§ Tugas diberikan 1:
Dalam teks terpilih tentang filsafat Shadra, apa judul asli buku karya Fazlur Rahman yang dirujuk?
§ Tugas diberikan 2:
Lanjutkan teks terpilih tentang filsafat Shadra mulai dari kalimat terakhirnya, dengan gaya dan bahasa yang sama.

§ Teks terpilih:
━━━

Pembaca bisa merujuk pada buku “Filsafat Shadra” yang dipengantari Armahedi Mahzar, diterbitkan Pustaka Bandung 2000, karya Fazlur Rahman, judul
aslinya “The Philosophy of Mulla Shadra,” diterbitkan State University of New York, Albany, New
York, 1975. Ringkasnya, agar tidak merambah jauh yang bisa lepas terlupa pokok paragraf IK ke tiga, juga telisikan mesrah akhir prasejarah. Saya jumput
sepucuk paragraf pengantarnya serupa keragu-raguan ataupun keyakinan terlepas
Howking?
“Jadi, menurut filsafat proses yang benar-benar ada adalah
peristiwa-peristiwa dan hakekat proses itu adalah kreativitas. Tampaknya dengan
ini, semua terjelaskan dan bisa memuaskan semua orang. Yang ideal dan yang
material tak lain dari aspek-aspek saja dari setiap proses. Bagi orang yang
beragama jika proses itu adalah semesta, maka keseluruhan hukum-hukum alam
merupakan aspek ideal bagi alam semesta. Dan ini menurut ilmuwan atheis Stephen
Howking, dapat diibaratkan sebagai pikiran Tuhan.”
Dan atas
lawatan yang saya peroleh di bukunya Muhammad Yamin serta temuan
fosil-fosil di Flores bagi jembatannya. Sebelum mematenkan beberapa kemungkinan
penyelidikan, maka terterakanlah pertanyaan:
Ahli ilmu pasti Swalle Rubich dalam “Ilmu Pengetahuan
Kudus” menunjukkan 11.000 SM, Mesir pasti telah mempunyai sebuah kebudayaan
hebat. Pada saat itu Sphinx telah ada, hal ini bisa terlihat pada bagian badan
Sphinx yang jelas sekali ada bekas erosi. Diperkirakan akibat banjir dahsyat
tahun 11.000 SM? Menurut sejarawan Abu Said El Balchi, peristiwa banjir Nabi
Nuh terjadi sekitar 73.300 tahun yang lalu (: Forbidden archeology)? Sedangkan wikipedia menyebut keberadaan Adam (sekitar 5.872-4.942 SM)? Berdasarkan metode analisis radioaktif, diketahui batuan bulan, meteorit dan
batuan bumi tertua, pernah ditemukan berusia sekitar 4,6 miliar tahun. Dan Nabi Nuh (sekitar 3993-3043 SM) (:wikipedia)?
Siapa Swalle Rubich? Siapakah Abu Said El Balchi? Siapa pula Dr. H.M. Nasim Fauzi yang merayakan teorinya
Stephen Hawking menyoal Isra’ Mi’raj Rasulullah? Bumi-Bulan-Matahari bertanggungjawab atas
terjadinya fase-fase Bulan yang berulang setiap 29,5 hari (periode sinodik) (:
wikipedia).

━━━

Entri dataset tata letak
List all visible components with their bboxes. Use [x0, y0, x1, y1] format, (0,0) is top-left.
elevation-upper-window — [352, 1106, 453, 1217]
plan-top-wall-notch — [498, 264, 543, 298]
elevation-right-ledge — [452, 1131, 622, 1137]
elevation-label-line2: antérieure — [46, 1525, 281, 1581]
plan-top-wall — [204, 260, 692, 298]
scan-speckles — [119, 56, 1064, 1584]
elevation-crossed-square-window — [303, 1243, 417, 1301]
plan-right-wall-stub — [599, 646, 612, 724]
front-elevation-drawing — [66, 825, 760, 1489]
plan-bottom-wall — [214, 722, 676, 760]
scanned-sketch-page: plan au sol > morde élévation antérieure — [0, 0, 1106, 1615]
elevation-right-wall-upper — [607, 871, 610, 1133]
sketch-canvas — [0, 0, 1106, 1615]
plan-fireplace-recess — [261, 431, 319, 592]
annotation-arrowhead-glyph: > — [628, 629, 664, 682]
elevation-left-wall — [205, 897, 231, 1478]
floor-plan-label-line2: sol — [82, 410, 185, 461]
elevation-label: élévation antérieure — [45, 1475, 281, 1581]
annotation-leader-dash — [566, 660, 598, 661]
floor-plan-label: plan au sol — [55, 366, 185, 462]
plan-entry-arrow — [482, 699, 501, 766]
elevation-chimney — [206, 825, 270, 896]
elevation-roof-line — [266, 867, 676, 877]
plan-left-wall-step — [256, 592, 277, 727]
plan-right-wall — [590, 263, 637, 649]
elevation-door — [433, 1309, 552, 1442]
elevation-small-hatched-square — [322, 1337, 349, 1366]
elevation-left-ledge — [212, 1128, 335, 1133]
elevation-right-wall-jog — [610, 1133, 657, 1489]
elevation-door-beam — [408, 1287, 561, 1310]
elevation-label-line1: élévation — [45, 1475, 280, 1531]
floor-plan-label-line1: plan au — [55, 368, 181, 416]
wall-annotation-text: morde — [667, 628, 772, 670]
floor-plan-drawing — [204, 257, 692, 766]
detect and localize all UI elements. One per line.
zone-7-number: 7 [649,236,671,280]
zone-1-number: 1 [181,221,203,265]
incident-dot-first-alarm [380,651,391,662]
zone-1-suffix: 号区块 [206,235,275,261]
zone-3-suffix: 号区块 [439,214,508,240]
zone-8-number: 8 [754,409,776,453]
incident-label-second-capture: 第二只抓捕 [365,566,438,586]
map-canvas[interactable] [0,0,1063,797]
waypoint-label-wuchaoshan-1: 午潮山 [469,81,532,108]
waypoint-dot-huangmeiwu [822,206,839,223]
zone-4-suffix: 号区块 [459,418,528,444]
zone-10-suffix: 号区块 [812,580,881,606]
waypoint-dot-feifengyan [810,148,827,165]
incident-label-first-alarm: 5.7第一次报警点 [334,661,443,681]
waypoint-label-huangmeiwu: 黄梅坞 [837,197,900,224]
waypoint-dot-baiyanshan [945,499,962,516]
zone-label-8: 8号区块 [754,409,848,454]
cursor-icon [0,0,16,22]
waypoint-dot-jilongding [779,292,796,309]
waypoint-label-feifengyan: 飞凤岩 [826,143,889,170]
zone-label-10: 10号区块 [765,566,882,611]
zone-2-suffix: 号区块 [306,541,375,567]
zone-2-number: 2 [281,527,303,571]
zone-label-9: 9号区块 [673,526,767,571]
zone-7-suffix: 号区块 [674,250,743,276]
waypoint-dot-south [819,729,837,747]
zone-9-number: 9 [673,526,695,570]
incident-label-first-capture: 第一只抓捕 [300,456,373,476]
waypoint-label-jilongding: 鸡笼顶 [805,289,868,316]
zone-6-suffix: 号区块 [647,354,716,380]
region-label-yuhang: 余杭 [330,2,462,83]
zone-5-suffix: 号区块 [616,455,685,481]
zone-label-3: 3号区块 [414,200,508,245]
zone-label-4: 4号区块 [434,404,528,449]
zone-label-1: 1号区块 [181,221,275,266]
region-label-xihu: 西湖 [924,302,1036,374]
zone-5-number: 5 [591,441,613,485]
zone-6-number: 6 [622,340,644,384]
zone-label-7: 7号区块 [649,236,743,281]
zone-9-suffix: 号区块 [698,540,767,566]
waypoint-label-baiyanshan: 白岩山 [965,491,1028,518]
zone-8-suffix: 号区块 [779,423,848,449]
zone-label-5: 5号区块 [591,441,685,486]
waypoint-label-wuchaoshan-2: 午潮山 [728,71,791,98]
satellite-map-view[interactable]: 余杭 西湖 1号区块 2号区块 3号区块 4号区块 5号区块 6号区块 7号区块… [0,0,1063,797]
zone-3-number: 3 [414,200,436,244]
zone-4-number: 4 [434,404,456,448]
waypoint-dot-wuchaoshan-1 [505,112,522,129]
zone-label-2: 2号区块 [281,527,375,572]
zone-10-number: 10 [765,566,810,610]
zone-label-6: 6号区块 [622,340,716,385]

━━━

§ Jawaban diharapkan 1:
"The Philosophy of Mulla Shadra".

§ Jawaban diharapkan 2:
Sebagai akhir pertanyaan, saya petik ungkapan teorinya Roger Penrose: “Bintang yang telah kehabisan
bahan bakarnya akan runtuh akibat gravitasinya sendiri serta menjadi sebuah
titik kecil dengan rapatan, dan kelengkungan ruang waktu yang tak terhingga,
sehingga menjadi sebuah singularitas di pusat lubang hitam (black hole).”
Secara garis
besar, kerap terjadi perbedaan jauh atas hasil penyelidikan mengenai tahun, antara arkeolog, paleontolog dengan sejarawan. Yang satu
berdasarkan analisa radioaktif, geologi, stratigrafi ataupun studi komposisi umur relatif serta distribusi perlapisan
tanah, interpretasi lelapisan bebatuan yang menjelaskan sejarah bumi, disamping keimanannya turut
menentukan jawabannya. Dan para sejarawan lebih condong pada
temuan teks
(tak luput keimanannya ikut andil). Di sebalik itu ada kemungkinan lain misalkan teks terbentuk
atas dongengan para pujangga, tertulis setelah kejadian, apalagi sebelum
kejadian serupa teks penujuman. Di sini saya lebih condong kepada hasil-hasil teks, hikayat lama, selain tatapan astronomi,
antropologi, pun penggalian alam penalaran filsuf yang didedikasikan demi
martabat manusia atas tahap pengetahuan yang digalinya.
Dan botani,
dapat dibilang saya suka belajar (berinteraksi) dengan tetumbuhan, lebih khusus kala bertamu ke rumah kawan
atau ke
tempat-tempat baru yang saya singgahi. Dari kedekatan batin pada tetumbuhan, menghadirkan banyak informasi yang kerap persis, jika ditanyakan pada tuan rumahnya. Lewat diamlah
menyapa sambil membawa jiwa merasa kosong tidak memiliki suatu apa, ini dapat menyerap lebih dalam yang terkandung alam sekitar. Mungkin di antara pembaca
berminat meneliti usia batuan yang merujuk pada data sejarah; jalan yang pernah saya tempuh membaca
buku-buku menyoal peninggalan bersejarah sambil mengamati secara
seksama, misalkan karakter batuan di Candi Prambanan, Borobudur,
Shingosari &ll. Membaca ulang lelembaran riwayat berdirinya percandian, maka segera terbit
kejelian sederhana dari wewarna kerutan, teksur atas usianya
bebatuan demi meneruskan penelitian pada bangunan walas lainnya.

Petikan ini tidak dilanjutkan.